• Instructions for the task: List all lines of the data containing the word "healthcare".

------------------------------

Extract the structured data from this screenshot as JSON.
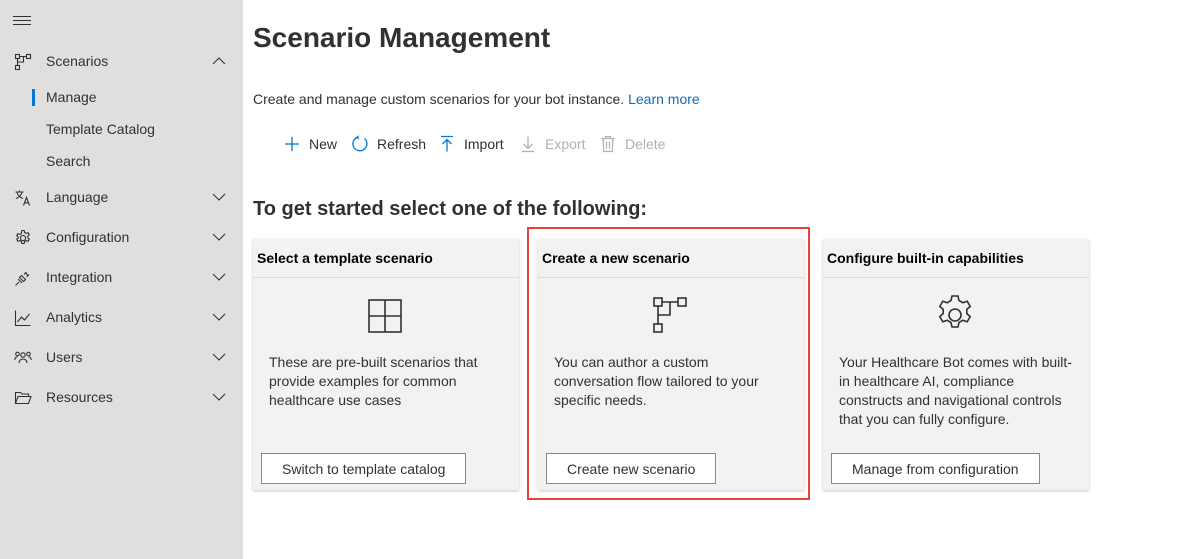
{
  "sidebar": {
    "items": [
      {
        "label": "Scenarios",
        "icon": "flow-icon",
        "expanded": true
      },
      {
        "label": "Language",
        "icon": "language-icon",
        "expanded": false
      },
      {
        "label": "Configuration",
        "icon": "gear-icon",
        "expanded": false
      },
      {
        "label": "Integration",
        "icon": "plug-icon",
        "expanded": false
      },
      {
        "label": "Analytics",
        "icon": "chart-icon",
        "expanded": false
      },
      {
        "label": "Users",
        "icon": "users-icon",
        "expanded": false
      },
      {
        "label": "Resources",
        "icon": "folder-icon",
        "expanded": false
      }
    ],
    "subitems": [
      {
        "label": "Manage",
        "active": true
      },
      {
        "label": "Template Catalog",
        "active": false
      },
      {
        "label": "Search",
        "active": false
      }
    ]
  },
  "page": {
    "title": "Scenario Management",
    "description": "Create and manage custom scenarios for your bot instance.",
    "learn_more": "Learn more",
    "section_heading": "To get started select one of the following:"
  },
  "toolbar": {
    "new_label": "New",
    "refresh_label": "Refresh",
    "import_label": "Import",
    "export_label": "Export",
    "delete_label": "Delete"
  },
  "cards": [
    {
      "title": "Select a template scenario",
      "icon": "grid-icon",
      "body": "These are pre-built scenarios that provide examples for common healthcare use cases",
      "button": "Switch to template catalog"
    },
    {
      "title": "Create a new scenario",
      "icon": "flow-icon",
      "body": "You can author a custom conversation flow tailored to your specific needs.",
      "button": "Create new scenario",
      "highlighted": true
    },
    {
      "title": "Configure built-in capabilities",
      "icon": "gear-icon",
      "body": "Your Healthcare Bot comes with built-in healthcare AI, compliance constructs and navigational controls that you can fully configure.",
      "button": "Manage from configuration"
    }
  ],
  "colors": {
    "accent": "#0078d4",
    "highlight_border": "#e8443c",
    "sidebar_bg": "#e1dfdd",
    "disabled": "#b3b0ad"
  }
}
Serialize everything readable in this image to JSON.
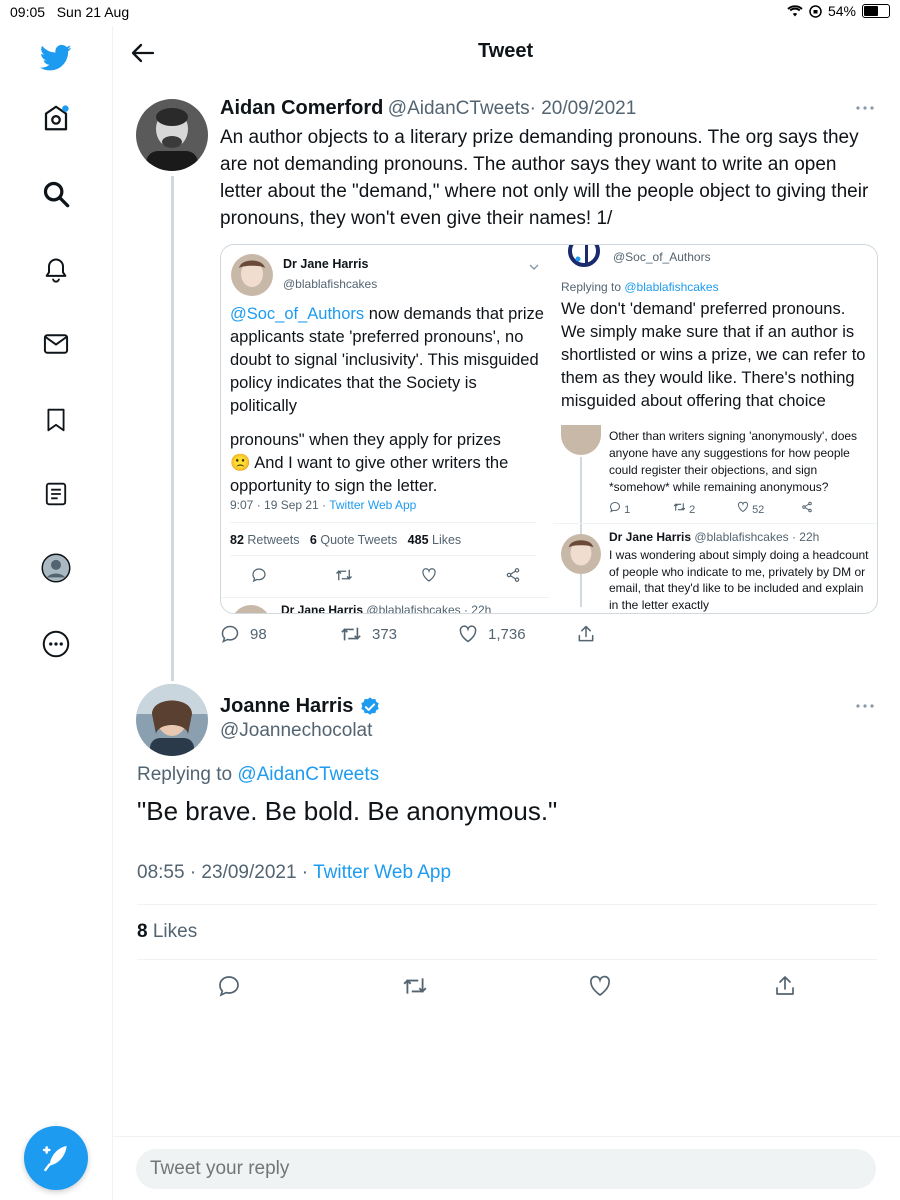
{
  "status": {
    "time": "09:05",
    "date": "Sun 21 Aug",
    "battery": "54%",
    "battery_level": 0.54
  },
  "header": {
    "title": "Tweet"
  },
  "sidebar": {
    "items": [
      {
        "icon": "twitter-logo-icon"
      },
      {
        "icon": "home-icon"
      },
      {
        "icon": "search-icon"
      },
      {
        "icon": "bell-icon"
      },
      {
        "icon": "mail-icon"
      },
      {
        "icon": "bookmark-icon"
      },
      {
        "icon": "lists-icon"
      },
      {
        "icon": "profile-icon"
      },
      {
        "icon": "more-icon"
      }
    ],
    "compose_icon": "compose-tweet-icon"
  },
  "tweet1": {
    "name": "Aidan Comerford",
    "handle": "@AidanCTweets",
    "date": "· 20/09/2021",
    "text": "An author objects to a literary prize demanding pronouns. The org says they are not demanding pronouns. The author says they want to write an open letter about the \"demand,\" where not only will the people object to giving their pronouns, they won't even give their names! 1/",
    "replies": "98",
    "retweets": "373",
    "likes": "1,736"
  },
  "embed": {
    "left": {
      "name": "Dr Jane Harris",
      "handle": "@blablafishcakes",
      "mention": "@Soc_of_Authors",
      "text": " now demands that prize applicants state 'preferred pronouns', no doubt to signal 'inclusivity'. This misguided policy indicates that the Society is politically",
      "text2": "pronouns\" when they apply for prizes",
      "text3": "🙁 And I want to give other writers the opportunity to sign the letter.",
      "meta_time": "9:07 · 19 Sep 21 · ",
      "meta_app": "Twitter Web App",
      "retweets": "82",
      "retweets_label": " Retweets",
      "quotes": "6",
      "quotes_label": " Quote Tweets",
      "likes": "485",
      "likes_label": " Likes",
      "next_name": "Dr Jane Harris",
      "next_handle": "@blablafishcakes · 22h"
    },
    "right": {
      "handle": "@Soc_of_Authors",
      "replying": "Replying to ",
      "replying_to": "@blablafishcakes",
      "text": "We don't 'demand' preferred pronouns. We simply make sure that if an author is shortlisted or wins a prize, we can refer to them as they would like. There's nothing misguided about offering that choice",
      "reply_text": "Other than writers signing 'anonymously', does anyone have any suggestions for how people could register their objections, and sign *somehow* while remaining anonymous?",
      "reply_replies": "1",
      "reply_retweets": "2",
      "reply_likes": "52",
      "reply2_name": "Dr Jane Harris",
      "reply2_handle": "@blablafishcakes · 22h",
      "reply2_text": "I was wondering about simply doing a headcount of people who indicate to me, privately by DM or email, that they'd like to be included and explain in the letter exactly"
    }
  },
  "tweet2": {
    "name": "Joanne Harris",
    "handle": "@Joannechocolat",
    "replying_label": "Replying to ",
    "replying_to": "@AidanCTweets",
    "text": "\"Be brave. Be bold. Be anonymous.\"",
    "time": "08:55 · 23/09/2021 · ",
    "app": "Twitter Web App",
    "likes_count": "8",
    "likes_label": " Likes"
  },
  "reply": {
    "placeholder": "Tweet your reply"
  }
}
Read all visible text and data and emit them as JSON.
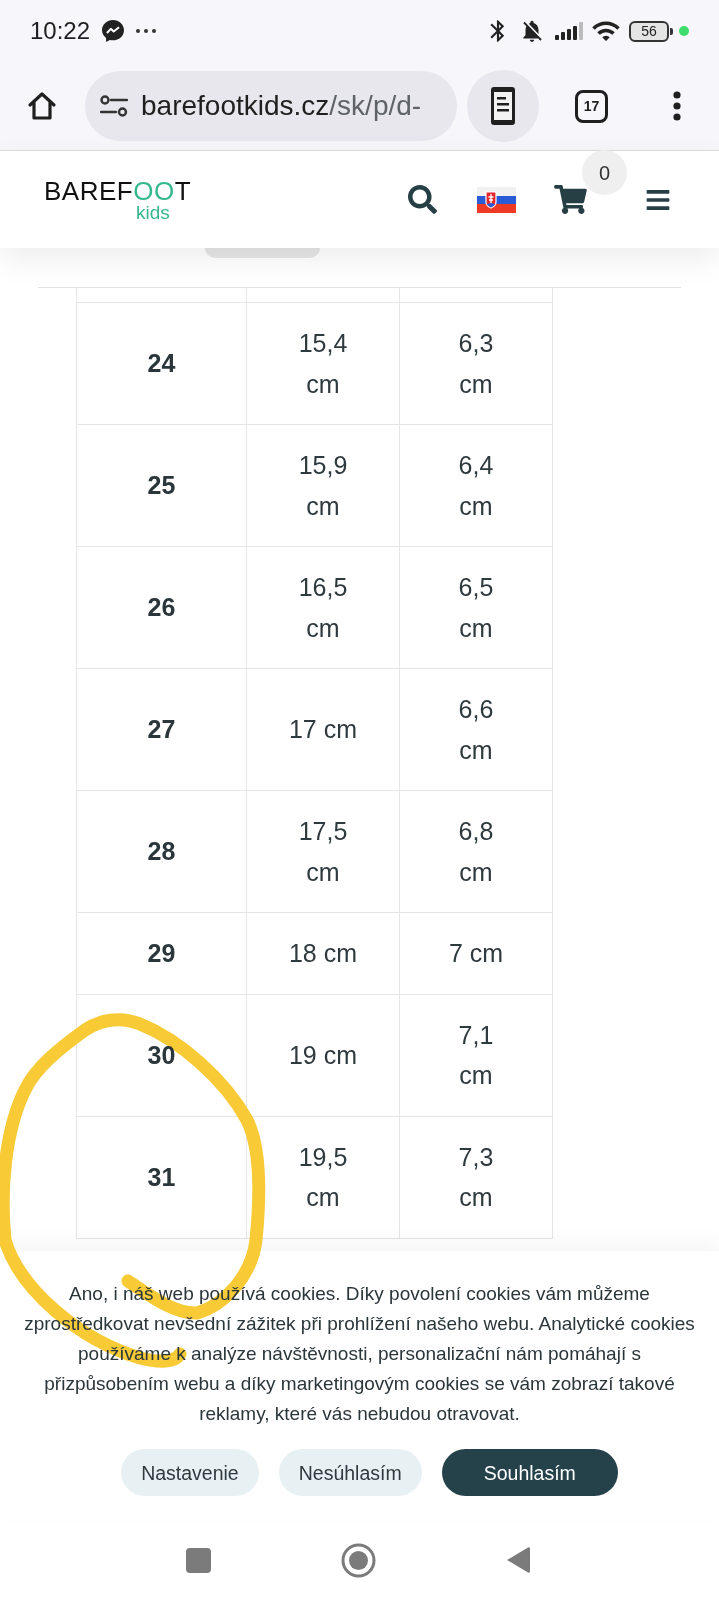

------------------------------

• Expected answer:
      "body": "These are pre-built scenarios that provide examples for common healthcare use cases",
      "body": "Your Healthcare Bot comes with built-in healthcare AI, compliance constructs and navigational controls that you can fully configure.",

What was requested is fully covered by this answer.